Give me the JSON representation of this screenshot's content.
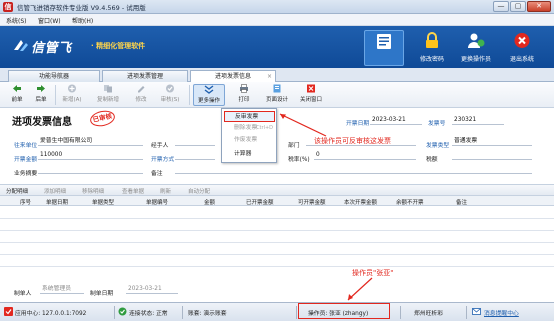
{
  "window": {
    "title": "信管飞进销存软件专业版 V9.4.569 - 试用版",
    "controls": [
      "—",
      "▢",
      "✕"
    ]
  },
  "menu": [
    "系统(S)",
    "窗口(W)",
    "帮助(H)"
  ],
  "brand": {
    "name": "信管飞",
    "tagline": "· 精细化管理软件"
  },
  "header_buttons": [
    {
      "label": "",
      "icon": "document-list-icon"
    },
    {
      "label": "修改密码",
      "icon": "lock-icon"
    },
    {
      "label": "更换操作员",
      "icon": "change-user-icon"
    },
    {
      "label": "退出系统",
      "icon": "exit-icon"
    }
  ],
  "tabs": [
    {
      "label": "功能导航器"
    },
    {
      "label": "进项发票管理"
    },
    {
      "label": "进项发票信息"
    }
  ],
  "toolbar": [
    {
      "label": "前单",
      "icon": "arrow-left-icon",
      "enabled": true
    },
    {
      "label": "后单",
      "icon": "arrow-right-icon",
      "enabled": true
    },
    {
      "label": "新增(A)",
      "icon": "add-icon",
      "enabled": false
    },
    {
      "label": "复制新增",
      "icon": "copy-icon",
      "enabled": false
    },
    {
      "label": "修改",
      "icon": "edit-icon",
      "enabled": false
    },
    {
      "label": "审核(S)",
      "icon": "audit-icon",
      "enabled": false
    },
    {
      "label": "更多操作",
      "icon": "more-icon",
      "enabled": true
    },
    {
      "label": "打印",
      "icon": "print-icon",
      "enabled": true
    },
    {
      "label": "页面设计",
      "icon": "design-icon",
      "enabled": true
    },
    {
      "label": "关闭窗口",
      "icon": "close-window-icon",
      "enabled": true
    }
  ],
  "dropdown": [
    {
      "label": "反审发票",
      "enabled": true,
      "shortcut": ""
    },
    {
      "label": "删除发票",
      "enabled": false,
      "shortcut": "Ctrl+D"
    },
    {
      "label": "作废发票",
      "enabled": false,
      "shortcut": ""
    },
    {
      "label": "计算器",
      "enabled": true,
      "shortcut": ""
    }
  ],
  "form": {
    "title": "进项发票信息",
    "stamp": "已审核",
    "date_label": "开票日期",
    "date_value": "2023-03-21",
    "no_label": "发票号",
    "no_value": "230321",
    "supplier_label": "往来单位",
    "supplier_value": "爱普生中国有限公司",
    "handler_label": "经手人",
    "handler_value": "",
    "dept_label": "部门",
    "dept_value": "",
    "type_label": "发票类型",
    "type_value": "普通发票",
    "amount_label": "开票金额",
    "amount_value": "110000",
    "method_label": "开票方式",
    "method_value": "",
    "taxrate_label": "税率(%)",
    "taxrate_value": "0",
    "tax_label": "税额",
    "tax_value": "",
    "summary_label": "业务摘要",
    "summary_value": "",
    "remark_label": "备注",
    "remark_value": ""
  },
  "annotations": {
    "can_unaudit": "该操作员可反审核这发票",
    "operator": "操作员\"张亚\""
  },
  "detail_bar": {
    "title": "分配明细",
    "actions": [
      "添加明细",
      "移除明细",
      "查看单据",
      "刷新",
      "自动分配"
    ]
  },
  "grid_columns": [
    "序号",
    "单据日期",
    "单据类型",
    "单据编号",
    "金额",
    "已开票金额",
    "可开票金额",
    "本次开票金额",
    "余额不开票",
    "备注"
  ],
  "footer": {
    "maker_label": "制单人",
    "maker_value": "系统管理员",
    "make_date_label": "制单日期",
    "make_date_value": "2023-03-21"
  },
  "status": {
    "app_center": "应用中心: 127.0.0.1:7092",
    "connection": "连接状态: 正常",
    "account": "账套: 演示账套",
    "operator": "操作员: 张亚 (zhangy)",
    "company": "郑州旺析彩",
    "messages": "消息提醒中心"
  },
  "colors": {
    "header_blue": "#1f5fae",
    "accent_red": "#e2281f",
    "stamp_red": "#e2281f"
  }
}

• THE PROBLEM
Your task is an exact transcription of all the data, minus the pictures.

• RESPONSE BELOW
Give me the JSON representation of this screenshot's content.
{
  "window": {
    "title": "信管飞进销存软件专业版 V9.4.569 - 试用版",
    "controls": [
      "—",
      "▢",
      "✕"
    ]
  },
  "menu": [
    "系统(S)",
    "窗口(W)",
    "帮助(H)"
  ],
  "brand": {
    "name": "信管飞",
    "tagline": "· 精细化管理软件"
  },
  "header_buttons": [
    {
      "label": "",
      "icon": "document-list-icon"
    },
    {
      "label": "修改密码",
      "icon": "lock-icon"
    },
    {
      "label": "更换操作员",
      "icon": "change-user-icon"
    },
    {
      "label": "退出系统",
      "icon": "exit-icon"
    }
  ],
  "tabs": [
    {
      "label": "功能导航器"
    },
    {
      "label": "进项发票管理"
    },
    {
      "label": "进项发票信息"
    }
  ],
  "toolbar": [
    {
      "label": "前单",
      "icon": "arrow-left-icon",
      "enabled": true
    },
    {
      "label": "后单",
      "icon": "arrow-right-icon",
      "enabled": true
    },
    {
      "label": "新增(A)",
      "icon": "add-icon",
      "enabled": false
    },
    {
      "label": "复制新增",
      "icon": "copy-icon",
      "enabled": false
    },
    {
      "label": "修改",
      "icon": "edit-icon",
      "enabled": false
    },
    {
      "label": "审核(S)",
      "icon": "audit-icon",
      "enabled": false
    },
    {
      "label": "更多操作",
      "icon": "more-icon",
      "enabled": true
    },
    {
      "label": "打印",
      "icon": "print-icon",
      "enabled": true
    },
    {
      "label": "页面设计",
      "icon": "design-icon",
      "enabled": true
    },
    {
      "label": "关闭窗口",
      "icon": "close-window-icon",
      "enabled": true
    }
  ],
  "dropdown": [
    {
      "label": "反审发票",
      "enabled": true,
      "shortcut": ""
    },
    {
      "label": "删除发票",
      "enabled": false,
      "shortcut": "Ctrl+D"
    },
    {
      "label": "作废发票",
      "enabled": false,
      "shortcut": ""
    },
    {
      "label": "计算器",
      "enabled": true,
      "shortcut": ""
    }
  ],
  "form": {
    "title": "进项发票信息",
    "stamp": "已审核",
    "date_label": "开票日期",
    "date_value": "2023-03-21",
    "no_label": "发票号",
    "no_value": "230321",
    "supplier_label": "往来单位",
    "supplier_value": "爱普生中国有限公司",
    "handler_label": "经手人",
    "handler_value": "",
    "dept_label": "部门",
    "dept_value": "",
    "type_label": "发票类型",
    "type_value": "普通发票",
    "amount_label": "开票金额",
    "amount_value": "110000",
    "method_label": "开票方式",
    "method_value": "",
    "taxrate_label": "税率(%)",
    "taxrate_value": "0",
    "tax_label": "税额",
    "tax_value": "",
    "summary_label": "业务摘要",
    "summary_value": "",
    "remark_label": "备注",
    "remark_value": ""
  },
  "annotations": {
    "can_unaudit": "该操作员可反审核这发票",
    "operator": "操作员\"张亚\""
  },
  "detail_bar": {
    "title": "分配明细",
    "actions": [
      "添加明细",
      "移除明细",
      "查看单据",
      "刷新",
      "自动分配"
    ]
  },
  "grid_columns": [
    "序号",
    "单据日期",
    "单据类型",
    "单据编号",
    "金额",
    "已开票金额",
    "可开票金额",
    "本次开票金额",
    "余额不开票",
    "备注"
  ],
  "footer": {
    "maker_label": "制单人",
    "maker_value": "系统管理员",
    "make_date_label": "制单日期",
    "make_date_value": "2023-03-21"
  },
  "status": {
    "app_center": "应用中心: 127.0.0.1:7092",
    "connection": "连接状态: 正常",
    "account": "账套: 演示账套",
    "operator": "操作员: 张亚 (zhangy)",
    "company": "郑州旺析彩",
    "messages": "消息提醒中心"
  },
  "colors": {
    "header_blue": "#1f5fae",
    "accent_red": "#e2281f",
    "stamp_red": "#e2281f"
  }
}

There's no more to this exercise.